Texte support:
Le système hospitalier français a perdu 22 000 lits au cours de la dernière décennie, un chiffre qui illustre la profonde transformation du modèle de soins dans le pays. Si cette réduction s'explique en partie par le virage ambulatoire, avec une augmentation d'environ 30 % des places en chirurgie de jour, les conséquences sur l'accueil des patients, notamment aux urgences, sont préoccupantes.
Le temps d'attente moyen aux urgences atteint désormais 3 heures, contre 2 heures et 15 minutes il y a dix ans. Plus alarmant encore, 15 % des patients, principalement des personnes âgées, attendent plus de 8 heures avant d'être pris en charge. Ces chiffres révèlent une dégradation significative de l'accès aux soins d'urgence, malgré les efforts de modernisation du système.

Éléments enregistrés
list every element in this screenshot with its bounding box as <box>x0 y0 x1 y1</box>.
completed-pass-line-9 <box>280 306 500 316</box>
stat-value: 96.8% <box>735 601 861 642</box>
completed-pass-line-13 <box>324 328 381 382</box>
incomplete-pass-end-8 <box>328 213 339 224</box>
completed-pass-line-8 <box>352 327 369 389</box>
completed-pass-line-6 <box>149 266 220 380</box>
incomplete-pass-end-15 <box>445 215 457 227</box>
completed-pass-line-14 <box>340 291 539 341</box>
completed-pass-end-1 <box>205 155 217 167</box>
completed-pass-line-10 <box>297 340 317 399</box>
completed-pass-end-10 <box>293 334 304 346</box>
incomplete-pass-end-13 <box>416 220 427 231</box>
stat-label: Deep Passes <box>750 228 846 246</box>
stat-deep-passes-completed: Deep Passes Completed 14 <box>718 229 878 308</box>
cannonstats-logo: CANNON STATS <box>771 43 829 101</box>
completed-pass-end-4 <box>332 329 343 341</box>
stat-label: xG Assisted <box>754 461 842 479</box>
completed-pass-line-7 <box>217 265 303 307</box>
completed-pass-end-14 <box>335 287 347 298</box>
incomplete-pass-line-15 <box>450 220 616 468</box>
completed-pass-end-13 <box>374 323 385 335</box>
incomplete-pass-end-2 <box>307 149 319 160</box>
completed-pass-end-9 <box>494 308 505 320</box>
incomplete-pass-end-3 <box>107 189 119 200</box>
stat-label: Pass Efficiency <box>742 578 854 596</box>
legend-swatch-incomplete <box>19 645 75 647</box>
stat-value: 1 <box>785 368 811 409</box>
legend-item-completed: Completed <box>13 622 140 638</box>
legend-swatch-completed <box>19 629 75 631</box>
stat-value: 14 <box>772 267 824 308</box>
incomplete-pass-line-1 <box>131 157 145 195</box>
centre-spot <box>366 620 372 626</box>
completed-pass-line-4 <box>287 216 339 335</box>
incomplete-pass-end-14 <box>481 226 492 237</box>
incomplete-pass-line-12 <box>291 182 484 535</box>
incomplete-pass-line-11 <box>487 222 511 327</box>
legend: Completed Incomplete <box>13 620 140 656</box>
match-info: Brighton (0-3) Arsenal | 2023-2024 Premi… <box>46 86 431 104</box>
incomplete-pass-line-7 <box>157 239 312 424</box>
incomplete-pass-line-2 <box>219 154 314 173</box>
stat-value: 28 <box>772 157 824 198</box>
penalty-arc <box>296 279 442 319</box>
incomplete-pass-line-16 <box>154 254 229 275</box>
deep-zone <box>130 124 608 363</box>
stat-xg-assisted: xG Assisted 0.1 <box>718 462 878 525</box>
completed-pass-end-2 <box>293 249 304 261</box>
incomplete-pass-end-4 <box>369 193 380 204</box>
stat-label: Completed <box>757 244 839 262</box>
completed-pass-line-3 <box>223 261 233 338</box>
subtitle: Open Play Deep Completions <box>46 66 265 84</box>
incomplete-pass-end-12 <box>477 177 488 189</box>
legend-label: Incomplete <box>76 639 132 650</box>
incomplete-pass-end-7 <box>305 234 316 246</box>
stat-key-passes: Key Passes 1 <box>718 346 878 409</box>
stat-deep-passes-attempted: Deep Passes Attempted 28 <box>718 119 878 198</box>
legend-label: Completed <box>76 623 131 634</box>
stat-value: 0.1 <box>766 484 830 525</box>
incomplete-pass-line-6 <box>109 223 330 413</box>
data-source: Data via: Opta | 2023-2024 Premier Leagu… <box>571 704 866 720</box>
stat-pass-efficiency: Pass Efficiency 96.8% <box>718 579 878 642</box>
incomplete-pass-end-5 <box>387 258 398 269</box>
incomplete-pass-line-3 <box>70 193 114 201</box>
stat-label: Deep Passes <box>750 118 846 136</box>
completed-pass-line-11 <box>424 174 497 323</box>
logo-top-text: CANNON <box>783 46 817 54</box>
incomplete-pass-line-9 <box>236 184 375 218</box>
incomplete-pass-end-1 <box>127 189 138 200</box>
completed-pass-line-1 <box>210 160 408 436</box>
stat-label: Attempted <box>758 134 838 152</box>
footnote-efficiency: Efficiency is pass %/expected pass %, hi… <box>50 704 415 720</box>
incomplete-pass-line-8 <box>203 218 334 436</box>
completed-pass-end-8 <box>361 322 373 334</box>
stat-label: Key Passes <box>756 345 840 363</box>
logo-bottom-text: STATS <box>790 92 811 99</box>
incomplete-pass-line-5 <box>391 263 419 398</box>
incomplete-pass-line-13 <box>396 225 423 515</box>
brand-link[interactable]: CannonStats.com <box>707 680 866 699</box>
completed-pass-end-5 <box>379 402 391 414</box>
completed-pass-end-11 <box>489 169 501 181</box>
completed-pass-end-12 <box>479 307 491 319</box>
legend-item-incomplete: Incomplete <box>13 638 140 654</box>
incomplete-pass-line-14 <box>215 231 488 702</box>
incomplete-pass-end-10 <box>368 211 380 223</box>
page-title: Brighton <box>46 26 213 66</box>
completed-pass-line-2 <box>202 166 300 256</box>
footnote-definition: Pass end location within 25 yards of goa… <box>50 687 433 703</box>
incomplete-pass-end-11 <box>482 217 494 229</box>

Liste des consignes:
**a.** Recopiez le passage du texte sur le système hospitalier en commençant à « Le système hospitalier » et en terminant à « urgences, sont préoccupantes. ».
**b.** D'après le texte sur le système hospitalier, qu'est-ce qui explique en partie la perte de 22 000 lits ? Répondez en une à trois phrases.
**c.** Rédigez la suite du texte sur le système hospitalier français, à partir de sa dernière phrase.

Corrigé:
**a.**
Le système hospitalier français a perdu 22 000 lits au cours de la dernière décennie, un chiffre qui illustre la profonde transformation du modèle de soins dans le pays. Si cette réduction s'explique en partie par le virage ambulatoire, avec une augmentation d'environ 30 % des places en chirurgie de jour, les conséquences sur l'accueil des patients, notamment aux urgences, sont préoccupantes.

**b.** Cette réduction s'explique en partie par le virage ambulatoire, qui s'est traduit par une augmentation d'environ 30 % des places en chirurgie de jour.

**c.**
Les professionnels de santé dressent un constat nuancé de la situation. D'un côté, la réduction des lits reflète une évolution positive vers des prises en charge plus courtes et moins invasives, permises par les progrès de la médecine ambulatoire. De l'autre, la capacité d'accueil insuffisante pour les patients nécessitant une hospitalisation prolongée, notamment les personnes âgées, crée des engorgements en cascade dans l'ensemble du système.
Les syndicats hospitaliers appellent à un réinvestissement massif dans le secteur, estimant que la logique purement comptable qui a guidé la politique de réduction des lits a atteint ses limites. Ils plaident pour une approche qui concilie modernisation des pratiques et maintien d'une capacité d'accueil suffisante pour répondre aux besoins d'une population vieillissante et aux situations de crise sanitaire.